Work required: The answer must be every line of the data that holds the word "failure".

Records for this exercise:
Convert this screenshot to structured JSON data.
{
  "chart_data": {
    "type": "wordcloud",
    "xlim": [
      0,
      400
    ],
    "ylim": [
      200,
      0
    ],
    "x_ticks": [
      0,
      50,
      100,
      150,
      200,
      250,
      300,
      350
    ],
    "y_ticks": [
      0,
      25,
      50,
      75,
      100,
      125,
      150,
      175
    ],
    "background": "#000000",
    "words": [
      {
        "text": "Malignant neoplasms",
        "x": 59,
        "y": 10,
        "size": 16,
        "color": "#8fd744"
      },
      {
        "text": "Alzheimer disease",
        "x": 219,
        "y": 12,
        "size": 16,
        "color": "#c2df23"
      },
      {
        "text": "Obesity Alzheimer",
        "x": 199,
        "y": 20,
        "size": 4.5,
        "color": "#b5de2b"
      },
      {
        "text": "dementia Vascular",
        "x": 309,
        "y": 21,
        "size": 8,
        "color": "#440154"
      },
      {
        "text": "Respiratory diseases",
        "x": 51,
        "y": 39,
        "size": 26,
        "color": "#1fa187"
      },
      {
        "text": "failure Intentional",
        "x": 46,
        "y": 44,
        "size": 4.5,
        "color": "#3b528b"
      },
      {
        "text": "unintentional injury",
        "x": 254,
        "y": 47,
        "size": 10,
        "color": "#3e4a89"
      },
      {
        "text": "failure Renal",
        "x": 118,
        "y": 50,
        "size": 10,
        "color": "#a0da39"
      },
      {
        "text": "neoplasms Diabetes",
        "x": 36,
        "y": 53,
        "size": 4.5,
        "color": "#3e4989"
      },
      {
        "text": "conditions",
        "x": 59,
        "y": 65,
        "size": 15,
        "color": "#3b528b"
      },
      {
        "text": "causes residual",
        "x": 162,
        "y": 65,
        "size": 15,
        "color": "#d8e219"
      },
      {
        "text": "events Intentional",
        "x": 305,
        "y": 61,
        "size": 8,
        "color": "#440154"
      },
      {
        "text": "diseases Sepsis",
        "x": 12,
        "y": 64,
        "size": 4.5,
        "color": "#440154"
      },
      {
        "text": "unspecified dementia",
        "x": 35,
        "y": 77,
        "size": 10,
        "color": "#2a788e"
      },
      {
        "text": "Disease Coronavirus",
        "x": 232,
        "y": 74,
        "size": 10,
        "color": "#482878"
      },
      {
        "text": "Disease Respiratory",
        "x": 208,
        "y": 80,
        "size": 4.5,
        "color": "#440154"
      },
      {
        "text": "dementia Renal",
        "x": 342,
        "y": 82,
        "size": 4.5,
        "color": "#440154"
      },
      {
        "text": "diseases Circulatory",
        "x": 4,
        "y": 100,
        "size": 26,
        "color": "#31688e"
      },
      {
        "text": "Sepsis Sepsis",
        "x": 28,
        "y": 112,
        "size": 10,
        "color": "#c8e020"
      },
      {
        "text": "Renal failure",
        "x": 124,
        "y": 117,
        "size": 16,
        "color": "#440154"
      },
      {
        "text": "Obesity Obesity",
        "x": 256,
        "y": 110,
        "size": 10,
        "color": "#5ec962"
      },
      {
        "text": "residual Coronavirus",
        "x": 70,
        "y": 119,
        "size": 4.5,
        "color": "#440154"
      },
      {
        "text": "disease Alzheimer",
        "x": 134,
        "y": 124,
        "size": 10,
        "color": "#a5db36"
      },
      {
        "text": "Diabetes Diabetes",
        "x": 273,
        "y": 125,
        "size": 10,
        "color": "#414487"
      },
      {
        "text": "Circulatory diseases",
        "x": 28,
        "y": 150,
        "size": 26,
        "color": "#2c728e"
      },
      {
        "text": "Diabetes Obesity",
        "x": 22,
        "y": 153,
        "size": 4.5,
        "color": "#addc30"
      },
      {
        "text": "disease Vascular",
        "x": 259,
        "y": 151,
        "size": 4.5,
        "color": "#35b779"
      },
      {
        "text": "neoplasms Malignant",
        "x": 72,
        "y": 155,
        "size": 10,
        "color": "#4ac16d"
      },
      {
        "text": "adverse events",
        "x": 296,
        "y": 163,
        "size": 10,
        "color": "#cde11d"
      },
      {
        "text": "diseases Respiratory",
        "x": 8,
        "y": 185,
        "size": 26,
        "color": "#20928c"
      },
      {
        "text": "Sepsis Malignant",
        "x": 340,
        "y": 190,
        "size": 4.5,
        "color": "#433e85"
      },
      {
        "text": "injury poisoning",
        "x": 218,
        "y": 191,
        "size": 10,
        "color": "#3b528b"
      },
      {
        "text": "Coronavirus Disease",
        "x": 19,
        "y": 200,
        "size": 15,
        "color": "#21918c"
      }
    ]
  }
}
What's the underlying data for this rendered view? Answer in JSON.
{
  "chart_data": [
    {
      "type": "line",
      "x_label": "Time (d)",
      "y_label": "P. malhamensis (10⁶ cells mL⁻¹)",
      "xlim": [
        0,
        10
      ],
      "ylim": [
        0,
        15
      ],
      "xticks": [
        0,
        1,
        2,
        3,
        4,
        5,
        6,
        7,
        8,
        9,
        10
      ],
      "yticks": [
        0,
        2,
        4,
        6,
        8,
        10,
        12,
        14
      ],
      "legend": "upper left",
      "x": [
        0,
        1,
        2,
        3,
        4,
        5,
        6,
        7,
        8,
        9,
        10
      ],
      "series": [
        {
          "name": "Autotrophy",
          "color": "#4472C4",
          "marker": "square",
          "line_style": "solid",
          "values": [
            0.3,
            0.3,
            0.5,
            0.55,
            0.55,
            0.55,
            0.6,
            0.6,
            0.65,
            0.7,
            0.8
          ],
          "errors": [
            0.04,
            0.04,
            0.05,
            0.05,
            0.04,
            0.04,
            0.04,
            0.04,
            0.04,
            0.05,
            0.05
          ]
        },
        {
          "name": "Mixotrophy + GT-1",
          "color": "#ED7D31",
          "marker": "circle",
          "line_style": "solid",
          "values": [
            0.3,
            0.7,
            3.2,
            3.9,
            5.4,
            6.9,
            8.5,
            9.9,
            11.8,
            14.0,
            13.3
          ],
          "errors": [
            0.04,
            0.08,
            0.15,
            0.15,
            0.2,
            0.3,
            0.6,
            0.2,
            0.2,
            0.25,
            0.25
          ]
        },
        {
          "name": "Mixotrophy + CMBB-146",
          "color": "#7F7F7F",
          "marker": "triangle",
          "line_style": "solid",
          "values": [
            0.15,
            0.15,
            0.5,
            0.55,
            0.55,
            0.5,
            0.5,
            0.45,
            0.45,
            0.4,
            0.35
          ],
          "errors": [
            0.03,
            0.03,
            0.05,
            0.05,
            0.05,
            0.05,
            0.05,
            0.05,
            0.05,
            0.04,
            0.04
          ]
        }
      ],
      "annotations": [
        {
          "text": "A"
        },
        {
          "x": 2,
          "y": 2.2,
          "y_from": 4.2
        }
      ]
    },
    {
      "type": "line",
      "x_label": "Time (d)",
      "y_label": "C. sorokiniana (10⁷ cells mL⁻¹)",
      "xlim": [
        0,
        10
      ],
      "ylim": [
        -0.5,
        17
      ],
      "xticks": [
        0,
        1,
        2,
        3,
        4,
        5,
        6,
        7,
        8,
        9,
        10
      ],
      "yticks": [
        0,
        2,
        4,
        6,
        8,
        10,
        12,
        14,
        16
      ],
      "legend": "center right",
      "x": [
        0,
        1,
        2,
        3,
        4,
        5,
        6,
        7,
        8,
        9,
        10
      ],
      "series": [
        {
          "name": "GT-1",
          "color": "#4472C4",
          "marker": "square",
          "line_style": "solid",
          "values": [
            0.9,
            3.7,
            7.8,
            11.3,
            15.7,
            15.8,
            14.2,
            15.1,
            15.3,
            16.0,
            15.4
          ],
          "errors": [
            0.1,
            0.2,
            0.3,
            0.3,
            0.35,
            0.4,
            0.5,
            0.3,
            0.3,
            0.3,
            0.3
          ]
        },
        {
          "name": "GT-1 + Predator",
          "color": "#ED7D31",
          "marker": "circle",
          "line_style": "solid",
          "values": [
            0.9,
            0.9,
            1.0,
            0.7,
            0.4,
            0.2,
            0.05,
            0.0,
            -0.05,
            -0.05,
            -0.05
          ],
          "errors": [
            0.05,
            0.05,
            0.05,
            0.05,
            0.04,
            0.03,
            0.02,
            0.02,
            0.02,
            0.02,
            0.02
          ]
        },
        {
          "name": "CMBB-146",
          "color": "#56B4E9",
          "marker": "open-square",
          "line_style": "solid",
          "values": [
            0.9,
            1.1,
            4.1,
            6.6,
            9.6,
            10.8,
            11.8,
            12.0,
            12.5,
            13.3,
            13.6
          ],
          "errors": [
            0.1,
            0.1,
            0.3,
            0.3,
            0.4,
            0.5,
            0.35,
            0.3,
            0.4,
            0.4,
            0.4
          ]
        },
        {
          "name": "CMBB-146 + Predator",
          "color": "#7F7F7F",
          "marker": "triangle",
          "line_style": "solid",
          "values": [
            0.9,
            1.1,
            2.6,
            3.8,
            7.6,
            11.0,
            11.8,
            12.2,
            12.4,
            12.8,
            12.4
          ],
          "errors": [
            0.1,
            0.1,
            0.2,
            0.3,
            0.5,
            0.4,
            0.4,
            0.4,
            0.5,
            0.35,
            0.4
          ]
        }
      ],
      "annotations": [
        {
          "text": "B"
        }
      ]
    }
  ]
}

Answer below:
        "text": "failure Intentional",
        "text": "failure Renal",
        "text": "Renal failure",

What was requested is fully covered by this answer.